── GIVEN RECORDS ──

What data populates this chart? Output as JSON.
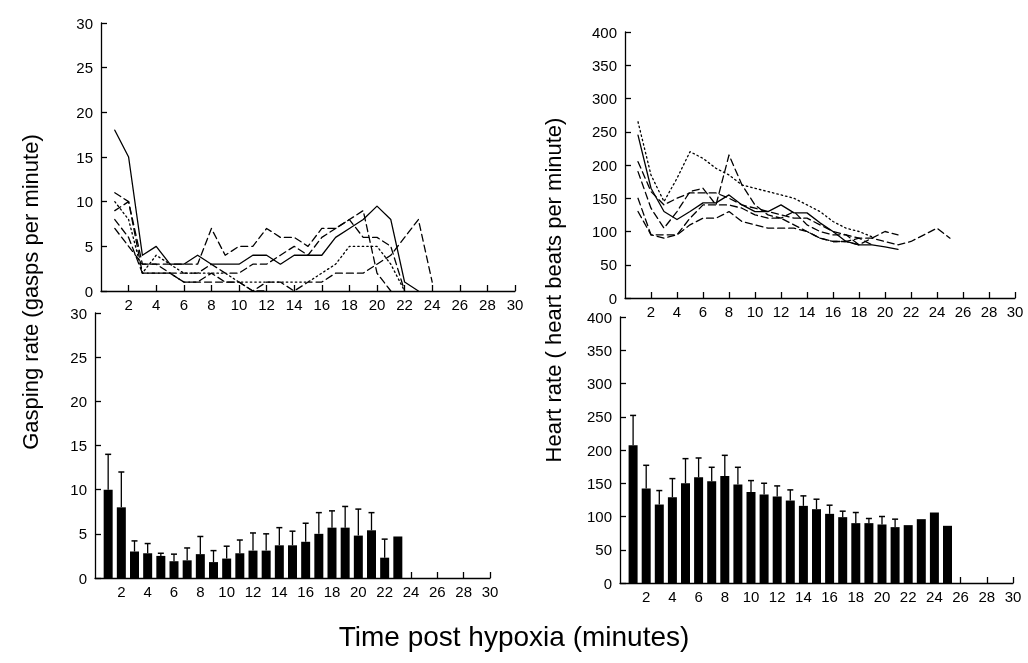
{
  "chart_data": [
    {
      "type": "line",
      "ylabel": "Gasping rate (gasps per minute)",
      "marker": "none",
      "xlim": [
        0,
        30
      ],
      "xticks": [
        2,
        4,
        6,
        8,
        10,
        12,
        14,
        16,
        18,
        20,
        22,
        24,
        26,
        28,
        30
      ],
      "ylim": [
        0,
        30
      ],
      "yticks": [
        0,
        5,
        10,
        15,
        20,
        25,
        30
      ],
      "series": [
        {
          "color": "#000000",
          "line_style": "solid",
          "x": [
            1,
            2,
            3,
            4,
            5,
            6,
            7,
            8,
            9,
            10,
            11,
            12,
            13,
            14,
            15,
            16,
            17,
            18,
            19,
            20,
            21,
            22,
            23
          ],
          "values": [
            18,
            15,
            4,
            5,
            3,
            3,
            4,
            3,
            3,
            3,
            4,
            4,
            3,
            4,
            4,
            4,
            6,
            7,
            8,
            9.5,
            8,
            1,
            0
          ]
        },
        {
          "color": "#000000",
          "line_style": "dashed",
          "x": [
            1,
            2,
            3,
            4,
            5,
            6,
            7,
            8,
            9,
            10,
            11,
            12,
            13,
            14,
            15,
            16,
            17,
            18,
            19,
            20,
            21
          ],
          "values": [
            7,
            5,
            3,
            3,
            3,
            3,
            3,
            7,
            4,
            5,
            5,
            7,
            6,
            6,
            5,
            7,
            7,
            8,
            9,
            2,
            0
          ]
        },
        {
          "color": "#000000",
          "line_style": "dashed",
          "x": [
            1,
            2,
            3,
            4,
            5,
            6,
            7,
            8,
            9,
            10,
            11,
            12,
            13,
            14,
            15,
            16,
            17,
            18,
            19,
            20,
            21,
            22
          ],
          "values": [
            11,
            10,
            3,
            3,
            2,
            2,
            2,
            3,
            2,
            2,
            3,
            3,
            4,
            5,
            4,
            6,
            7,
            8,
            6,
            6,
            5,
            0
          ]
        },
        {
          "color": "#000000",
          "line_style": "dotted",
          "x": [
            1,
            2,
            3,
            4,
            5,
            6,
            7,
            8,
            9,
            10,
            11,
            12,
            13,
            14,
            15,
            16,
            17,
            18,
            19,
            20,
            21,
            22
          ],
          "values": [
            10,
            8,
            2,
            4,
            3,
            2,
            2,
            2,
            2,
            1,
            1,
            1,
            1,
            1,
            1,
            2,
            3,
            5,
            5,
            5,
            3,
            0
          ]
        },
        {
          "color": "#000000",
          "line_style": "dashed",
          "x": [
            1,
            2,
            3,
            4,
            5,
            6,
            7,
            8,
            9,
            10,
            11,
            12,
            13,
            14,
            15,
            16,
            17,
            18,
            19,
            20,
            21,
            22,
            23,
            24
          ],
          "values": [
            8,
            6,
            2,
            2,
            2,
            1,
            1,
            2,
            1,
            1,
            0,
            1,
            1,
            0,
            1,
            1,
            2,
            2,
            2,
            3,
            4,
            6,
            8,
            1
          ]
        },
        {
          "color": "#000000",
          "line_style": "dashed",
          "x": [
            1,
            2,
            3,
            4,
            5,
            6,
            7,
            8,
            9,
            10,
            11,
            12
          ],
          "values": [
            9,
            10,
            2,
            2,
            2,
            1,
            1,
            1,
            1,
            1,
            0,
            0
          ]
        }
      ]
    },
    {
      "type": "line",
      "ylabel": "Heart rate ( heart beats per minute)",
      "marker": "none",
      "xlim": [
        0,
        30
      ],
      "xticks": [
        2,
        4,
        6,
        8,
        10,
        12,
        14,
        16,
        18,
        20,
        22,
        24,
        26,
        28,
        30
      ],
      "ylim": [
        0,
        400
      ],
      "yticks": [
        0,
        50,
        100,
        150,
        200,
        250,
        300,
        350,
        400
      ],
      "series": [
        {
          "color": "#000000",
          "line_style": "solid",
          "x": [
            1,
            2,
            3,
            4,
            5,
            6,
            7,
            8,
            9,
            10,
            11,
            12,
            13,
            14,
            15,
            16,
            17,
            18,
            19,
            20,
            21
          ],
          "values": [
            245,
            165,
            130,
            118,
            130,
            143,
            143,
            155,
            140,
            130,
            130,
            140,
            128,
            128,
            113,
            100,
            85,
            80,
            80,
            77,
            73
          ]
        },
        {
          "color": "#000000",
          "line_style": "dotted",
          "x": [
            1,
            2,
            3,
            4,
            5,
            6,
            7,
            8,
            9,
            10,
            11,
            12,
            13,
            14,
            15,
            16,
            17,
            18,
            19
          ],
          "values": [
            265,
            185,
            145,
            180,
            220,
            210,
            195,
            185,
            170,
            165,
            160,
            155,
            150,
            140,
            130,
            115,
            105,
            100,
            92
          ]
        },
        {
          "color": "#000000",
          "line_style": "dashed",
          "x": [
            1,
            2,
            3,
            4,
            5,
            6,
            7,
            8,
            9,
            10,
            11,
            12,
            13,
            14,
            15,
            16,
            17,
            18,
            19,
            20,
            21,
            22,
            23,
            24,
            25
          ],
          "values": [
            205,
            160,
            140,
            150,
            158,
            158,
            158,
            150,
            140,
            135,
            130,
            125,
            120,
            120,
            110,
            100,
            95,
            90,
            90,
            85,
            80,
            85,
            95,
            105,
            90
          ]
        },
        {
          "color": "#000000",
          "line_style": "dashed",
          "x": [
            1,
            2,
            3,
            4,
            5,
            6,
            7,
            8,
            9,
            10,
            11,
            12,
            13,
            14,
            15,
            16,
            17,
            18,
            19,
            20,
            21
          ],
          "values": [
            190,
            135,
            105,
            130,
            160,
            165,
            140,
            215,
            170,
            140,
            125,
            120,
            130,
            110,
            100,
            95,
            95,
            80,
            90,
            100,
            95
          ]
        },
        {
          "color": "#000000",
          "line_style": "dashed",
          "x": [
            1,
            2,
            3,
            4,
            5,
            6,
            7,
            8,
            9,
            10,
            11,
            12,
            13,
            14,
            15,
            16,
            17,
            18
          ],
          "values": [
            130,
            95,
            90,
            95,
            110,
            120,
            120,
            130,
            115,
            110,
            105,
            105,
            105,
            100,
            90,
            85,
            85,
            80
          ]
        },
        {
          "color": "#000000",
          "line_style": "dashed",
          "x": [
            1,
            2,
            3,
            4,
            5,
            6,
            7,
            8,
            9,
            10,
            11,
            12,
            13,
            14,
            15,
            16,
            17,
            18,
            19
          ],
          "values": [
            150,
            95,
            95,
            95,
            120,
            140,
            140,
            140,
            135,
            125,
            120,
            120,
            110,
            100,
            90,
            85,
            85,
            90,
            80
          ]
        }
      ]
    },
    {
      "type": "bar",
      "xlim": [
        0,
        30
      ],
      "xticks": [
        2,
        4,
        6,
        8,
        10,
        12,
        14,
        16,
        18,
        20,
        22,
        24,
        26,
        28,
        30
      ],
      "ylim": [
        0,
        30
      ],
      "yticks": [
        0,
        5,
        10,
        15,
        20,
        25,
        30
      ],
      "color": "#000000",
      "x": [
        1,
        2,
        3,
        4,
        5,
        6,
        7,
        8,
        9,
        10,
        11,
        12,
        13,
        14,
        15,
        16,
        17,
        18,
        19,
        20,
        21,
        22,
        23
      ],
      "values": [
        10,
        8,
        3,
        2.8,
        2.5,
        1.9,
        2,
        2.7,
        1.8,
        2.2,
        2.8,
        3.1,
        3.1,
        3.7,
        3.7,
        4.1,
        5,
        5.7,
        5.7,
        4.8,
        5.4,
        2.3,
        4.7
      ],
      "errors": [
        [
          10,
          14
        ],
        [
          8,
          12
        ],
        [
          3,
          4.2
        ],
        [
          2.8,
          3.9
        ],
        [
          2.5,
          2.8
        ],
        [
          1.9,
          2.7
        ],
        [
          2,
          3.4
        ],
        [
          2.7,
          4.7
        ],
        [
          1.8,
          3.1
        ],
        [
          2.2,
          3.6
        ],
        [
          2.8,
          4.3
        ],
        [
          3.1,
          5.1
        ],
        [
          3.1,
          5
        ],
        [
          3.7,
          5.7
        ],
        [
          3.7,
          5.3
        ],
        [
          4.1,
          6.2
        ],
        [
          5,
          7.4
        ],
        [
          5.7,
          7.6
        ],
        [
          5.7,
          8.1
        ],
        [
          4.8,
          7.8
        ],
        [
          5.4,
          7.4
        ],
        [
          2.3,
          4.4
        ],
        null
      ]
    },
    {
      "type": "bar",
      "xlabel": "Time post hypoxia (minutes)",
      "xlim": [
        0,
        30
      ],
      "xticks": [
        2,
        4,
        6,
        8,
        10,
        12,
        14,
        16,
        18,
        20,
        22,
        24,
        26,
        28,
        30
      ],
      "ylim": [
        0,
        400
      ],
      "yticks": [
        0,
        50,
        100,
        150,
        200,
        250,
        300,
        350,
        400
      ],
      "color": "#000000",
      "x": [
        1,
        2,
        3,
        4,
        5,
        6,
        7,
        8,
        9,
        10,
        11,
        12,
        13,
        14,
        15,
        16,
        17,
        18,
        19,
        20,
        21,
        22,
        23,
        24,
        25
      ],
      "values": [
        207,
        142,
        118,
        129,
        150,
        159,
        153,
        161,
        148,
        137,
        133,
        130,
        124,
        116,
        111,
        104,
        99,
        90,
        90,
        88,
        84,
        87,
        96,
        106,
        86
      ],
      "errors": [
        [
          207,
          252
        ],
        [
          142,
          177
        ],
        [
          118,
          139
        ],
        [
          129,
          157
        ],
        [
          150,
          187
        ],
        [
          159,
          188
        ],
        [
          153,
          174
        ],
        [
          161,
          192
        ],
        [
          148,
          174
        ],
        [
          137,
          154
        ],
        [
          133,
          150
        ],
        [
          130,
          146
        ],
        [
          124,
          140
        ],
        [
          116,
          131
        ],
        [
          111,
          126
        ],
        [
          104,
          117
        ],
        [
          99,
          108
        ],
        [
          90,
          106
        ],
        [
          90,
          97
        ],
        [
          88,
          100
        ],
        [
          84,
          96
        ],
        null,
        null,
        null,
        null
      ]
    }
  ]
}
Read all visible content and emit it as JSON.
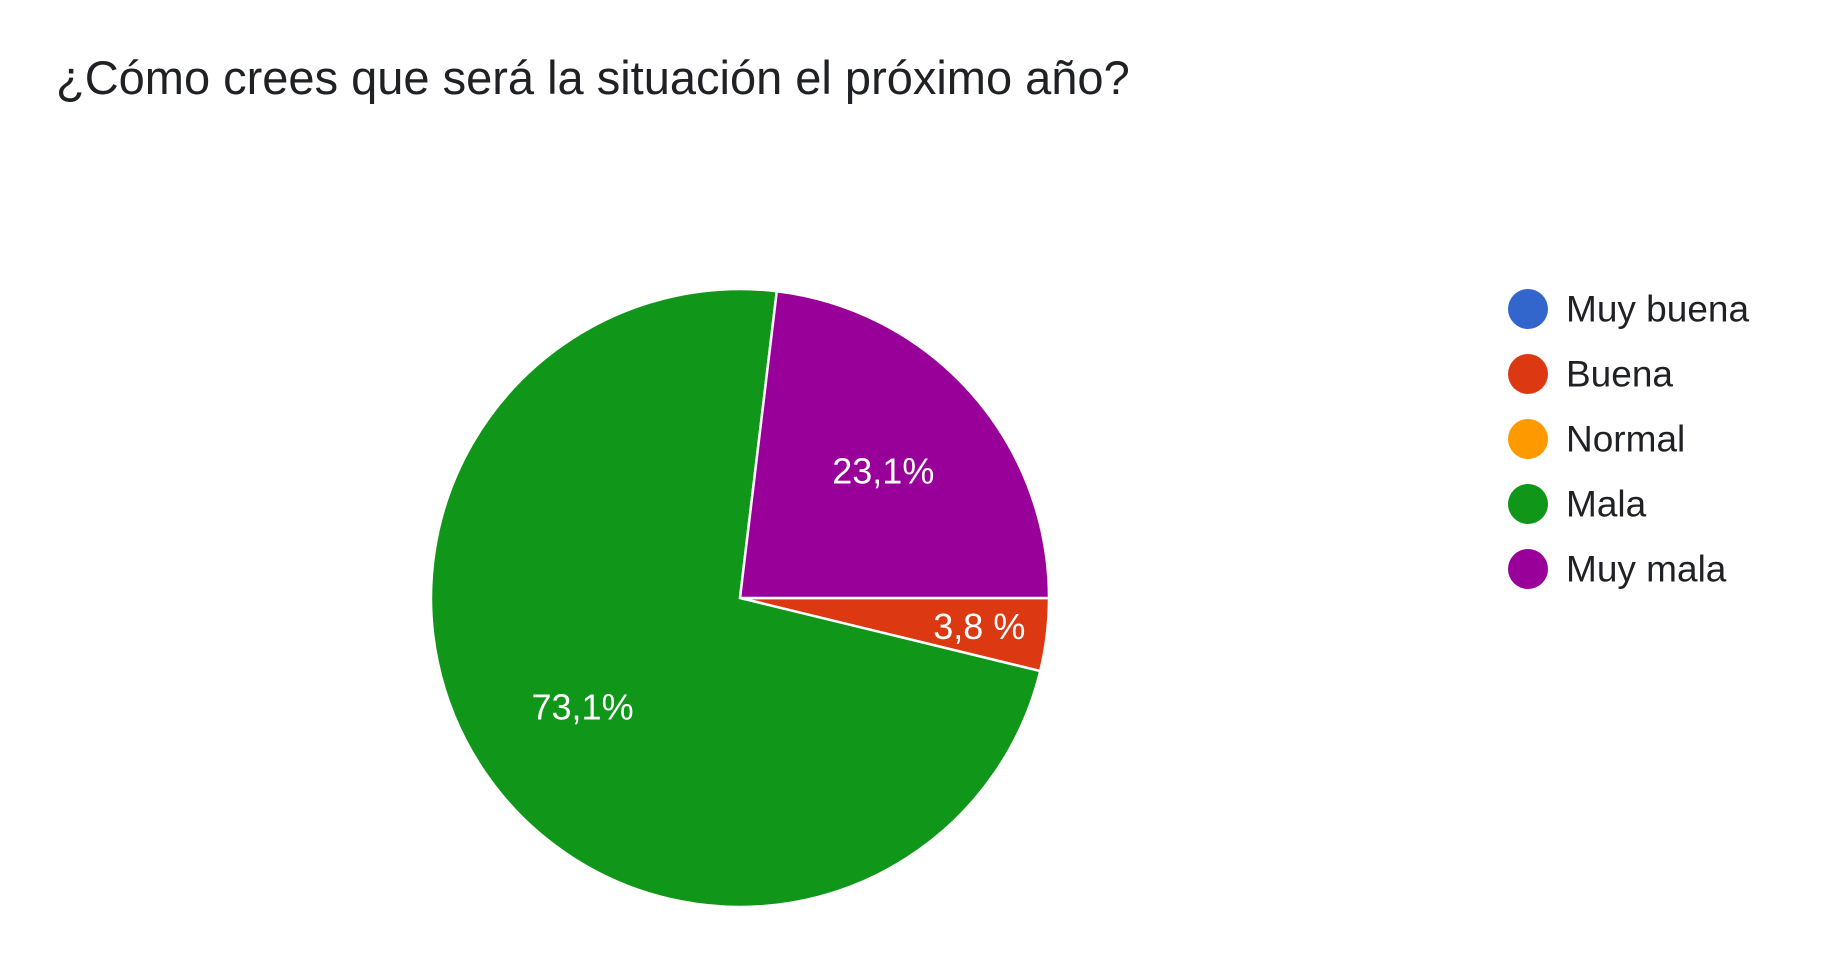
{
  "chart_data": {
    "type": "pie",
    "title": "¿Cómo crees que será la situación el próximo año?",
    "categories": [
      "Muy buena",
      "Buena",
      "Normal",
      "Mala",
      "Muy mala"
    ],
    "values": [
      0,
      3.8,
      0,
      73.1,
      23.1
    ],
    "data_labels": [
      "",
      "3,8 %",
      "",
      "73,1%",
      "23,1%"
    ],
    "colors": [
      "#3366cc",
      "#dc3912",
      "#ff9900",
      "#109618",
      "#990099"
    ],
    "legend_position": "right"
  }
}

───

### GOAL
The line that contains "Read all visible content and emit it as JSON." begins the part to retype, and the last line of the records above ends it. Retype both and everything between, exactly, without the pictures.

### WRITTEN SOLUTION
Read all visible content and emit it as JSON.
{
  "chart_data": {
    "type": "pie",
    "title": "¿Cómo crees que será la situación el próximo año?",
    "categories": [
      "Muy buena",
      "Buena",
      "Normal",
      "Mala",
      "Muy mala"
    ],
    "values": [
      0,
      3.8,
      0,
      73.1,
      23.1
    ],
    "data_labels": [
      "",
      "3,8 %",
      "",
      "73,1%",
      "23,1%"
    ],
    "colors": [
      "#3366cc",
      "#dc3912",
      "#ff9900",
      "#109618",
      "#990099"
    ],
    "legend_position": "right"
  }
}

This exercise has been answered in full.